* **FRAGMENTO PARA LEER**
########
Supongamos que mañana, en una plaza pública, alguien llamado Leonardo grita que dios se le ha aparecido en forma de rana y le ha ordenado que predique por el mundo que Él, único y verdadero dios, ha destruido al dios impostor de la Biblia y ha elegido un pueblo al que proteger y enriquecer, un pueblo que no es una raza, ni una etnia, ni la población de un país, sino el conjunto de las personas cuyo nombre comienza por L. Este predicador tiene tres oyentes. Uno, llamado Luis, cree en seguida en la existencia del nuevo verdadero dios y se considera miembro del pueblo elegido; otro, que se tiene por filósofo, concluye que, como no puede demostrar la existencia ni la inexistencia de ese dios recién aparecido, se ha de mantener en el agnosticismo al respecto. El tercero tiene para sí muy claro que el predicador miente, o está loco, o ha sufrido una alucinación, de manera que cree, sin asomo de duda, que el dios predicado no existe. ¿Se puede pensar con algún fundamento que el comportamiento racional es el del agnóstico y que los otros dos, el creyente y el ateo, tienen actitudes semejantes, ambas determinadas por la emoción y no por la razón?
En una conferencia de 1949 Beltrand Russell se preguntaba si era ateo o agnóstico y vino a decir que, como filósofo, si estuviera dirigiéndose a una audiencia puramente filosófica, tendría que describirse como un agnóstico, ya que no hay un argumento concluyente que demuestre que no hay un dios. Pero que, por otra parte, si tuviera que expresar la idea correcta al hombre común de la calle, tendría que decir que era ateo, porque quien dice que no puede probar que no existe dios debería añadir que igualmente no puede probar que no existan los dioses homéricos.
########
* **RETOS**
- 1) En el texto sobre el ateísmo y el agnosticismo, ¿cómo se llama el oyente que cree en seguida en el nuevo dios?
- 2) Retoma el texto sobre el ateísmo y el agnosticismo justo después de su última frase.
Las líneas que vienen ahora no tienen nada que ver con el texto.

* **Registros de regiones de maquetación**
########
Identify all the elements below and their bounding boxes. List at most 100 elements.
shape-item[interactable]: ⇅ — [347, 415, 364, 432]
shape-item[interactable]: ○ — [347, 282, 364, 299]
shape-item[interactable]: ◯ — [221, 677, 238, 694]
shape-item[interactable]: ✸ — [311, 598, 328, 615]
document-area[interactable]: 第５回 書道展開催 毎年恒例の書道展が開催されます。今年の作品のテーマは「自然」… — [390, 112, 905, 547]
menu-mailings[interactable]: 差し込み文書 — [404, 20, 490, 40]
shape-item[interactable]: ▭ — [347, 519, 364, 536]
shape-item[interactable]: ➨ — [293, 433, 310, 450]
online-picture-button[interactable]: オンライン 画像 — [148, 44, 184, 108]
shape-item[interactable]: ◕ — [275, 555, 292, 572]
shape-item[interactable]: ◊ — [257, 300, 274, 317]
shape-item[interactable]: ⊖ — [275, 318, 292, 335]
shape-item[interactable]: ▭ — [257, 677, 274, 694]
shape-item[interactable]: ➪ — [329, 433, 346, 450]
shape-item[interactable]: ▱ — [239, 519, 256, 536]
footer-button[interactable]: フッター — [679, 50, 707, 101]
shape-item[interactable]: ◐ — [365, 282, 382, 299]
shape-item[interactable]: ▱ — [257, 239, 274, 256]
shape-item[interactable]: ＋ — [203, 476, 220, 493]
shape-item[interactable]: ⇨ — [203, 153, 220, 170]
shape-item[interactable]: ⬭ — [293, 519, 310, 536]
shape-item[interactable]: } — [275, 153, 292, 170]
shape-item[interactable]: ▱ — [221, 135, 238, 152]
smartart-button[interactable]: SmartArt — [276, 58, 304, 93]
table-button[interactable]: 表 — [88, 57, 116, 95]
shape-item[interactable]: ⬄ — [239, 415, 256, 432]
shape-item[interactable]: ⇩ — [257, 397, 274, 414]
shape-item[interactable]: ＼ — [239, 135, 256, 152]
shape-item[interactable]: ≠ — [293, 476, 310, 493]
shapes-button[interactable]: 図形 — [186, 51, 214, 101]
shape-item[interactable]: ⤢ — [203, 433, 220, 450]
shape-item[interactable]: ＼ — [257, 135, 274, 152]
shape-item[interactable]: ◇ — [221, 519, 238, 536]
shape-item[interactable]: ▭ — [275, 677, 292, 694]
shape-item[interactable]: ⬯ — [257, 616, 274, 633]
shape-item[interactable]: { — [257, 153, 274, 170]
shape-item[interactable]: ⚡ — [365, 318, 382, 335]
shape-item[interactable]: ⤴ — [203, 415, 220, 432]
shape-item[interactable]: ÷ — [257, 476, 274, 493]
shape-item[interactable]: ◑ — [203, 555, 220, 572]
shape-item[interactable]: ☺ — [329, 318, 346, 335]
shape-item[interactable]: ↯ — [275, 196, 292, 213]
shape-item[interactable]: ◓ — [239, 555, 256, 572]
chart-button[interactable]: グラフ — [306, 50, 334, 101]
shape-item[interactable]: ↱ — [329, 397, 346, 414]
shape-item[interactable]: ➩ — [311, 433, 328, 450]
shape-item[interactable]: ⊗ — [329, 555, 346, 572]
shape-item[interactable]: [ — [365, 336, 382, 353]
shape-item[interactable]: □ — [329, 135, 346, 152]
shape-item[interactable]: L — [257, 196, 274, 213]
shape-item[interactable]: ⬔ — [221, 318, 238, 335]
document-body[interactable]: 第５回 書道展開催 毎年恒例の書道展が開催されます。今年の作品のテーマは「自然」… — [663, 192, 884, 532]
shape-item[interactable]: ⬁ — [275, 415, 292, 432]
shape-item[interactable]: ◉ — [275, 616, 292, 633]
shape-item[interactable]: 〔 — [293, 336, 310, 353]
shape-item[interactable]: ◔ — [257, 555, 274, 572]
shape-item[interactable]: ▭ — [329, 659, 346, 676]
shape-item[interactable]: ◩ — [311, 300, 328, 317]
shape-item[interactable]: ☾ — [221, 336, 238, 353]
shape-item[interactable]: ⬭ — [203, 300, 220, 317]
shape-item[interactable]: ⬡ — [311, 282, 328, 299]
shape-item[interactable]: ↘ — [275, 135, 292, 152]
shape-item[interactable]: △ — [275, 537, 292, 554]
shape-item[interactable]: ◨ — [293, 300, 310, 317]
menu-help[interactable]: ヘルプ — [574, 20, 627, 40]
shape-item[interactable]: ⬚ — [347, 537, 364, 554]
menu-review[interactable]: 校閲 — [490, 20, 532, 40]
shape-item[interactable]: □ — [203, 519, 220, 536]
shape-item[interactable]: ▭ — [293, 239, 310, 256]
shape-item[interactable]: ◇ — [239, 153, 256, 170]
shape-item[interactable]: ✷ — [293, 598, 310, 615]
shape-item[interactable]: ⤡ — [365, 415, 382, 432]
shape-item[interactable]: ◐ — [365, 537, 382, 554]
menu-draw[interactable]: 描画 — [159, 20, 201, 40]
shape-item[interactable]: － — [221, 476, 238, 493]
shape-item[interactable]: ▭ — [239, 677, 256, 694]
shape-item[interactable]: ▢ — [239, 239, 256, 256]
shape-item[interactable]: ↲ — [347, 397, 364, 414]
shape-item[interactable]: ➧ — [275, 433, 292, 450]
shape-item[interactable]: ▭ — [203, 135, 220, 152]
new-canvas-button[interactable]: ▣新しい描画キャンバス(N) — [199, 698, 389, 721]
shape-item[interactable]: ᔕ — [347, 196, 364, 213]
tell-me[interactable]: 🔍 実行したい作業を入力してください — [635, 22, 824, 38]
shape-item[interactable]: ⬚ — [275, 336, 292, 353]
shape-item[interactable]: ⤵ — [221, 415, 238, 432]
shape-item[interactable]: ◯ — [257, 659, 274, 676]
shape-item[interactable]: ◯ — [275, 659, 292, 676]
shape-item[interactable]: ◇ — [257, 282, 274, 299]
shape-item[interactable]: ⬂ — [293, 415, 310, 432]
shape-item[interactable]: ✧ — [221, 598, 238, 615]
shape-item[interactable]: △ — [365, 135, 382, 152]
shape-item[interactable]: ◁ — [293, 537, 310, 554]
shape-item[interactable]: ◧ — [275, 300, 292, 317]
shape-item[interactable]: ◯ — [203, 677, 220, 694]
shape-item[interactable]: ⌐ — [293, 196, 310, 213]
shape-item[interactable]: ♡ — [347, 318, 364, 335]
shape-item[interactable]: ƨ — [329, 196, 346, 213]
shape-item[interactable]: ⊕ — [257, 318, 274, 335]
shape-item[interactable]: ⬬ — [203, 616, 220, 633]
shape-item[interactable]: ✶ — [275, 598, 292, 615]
########
* **RESPUESTAS ESPERADAS**
- 1) Se llama Luis.

- 2)
Lo que venía a poner de manifiesto Russell es que quien se llama agnóstico respecto al dios de la Biblia de ninguna manera se llamaría agnóstico respecto a Júpiter, Ares, Poseidón o Efesto. ¿Por qué esta incongruencia si el motivo (a saber, que no se puede probar un enunciado particular negativo del tipo “no existe dios” o “no existen los dioses homéricos”) es el mismo en ambos casos? Por otra parte, el argumento para no creer les atañe por igual, puesto que sabemos que todo dios es un invento humano que se puede datar, que se ha dado en parecido tiempo en sitios que se influían mutuamente, y que en su caracterización ha ido respondiendo al estado cultural histórico de las sociedades creyentes. Así que si uno está convencido de la inexistencia de los dioses homéricos debería estar igualmente convencido de la inexistencia de otros dioses o del dios único de cualquier religión monoteísta.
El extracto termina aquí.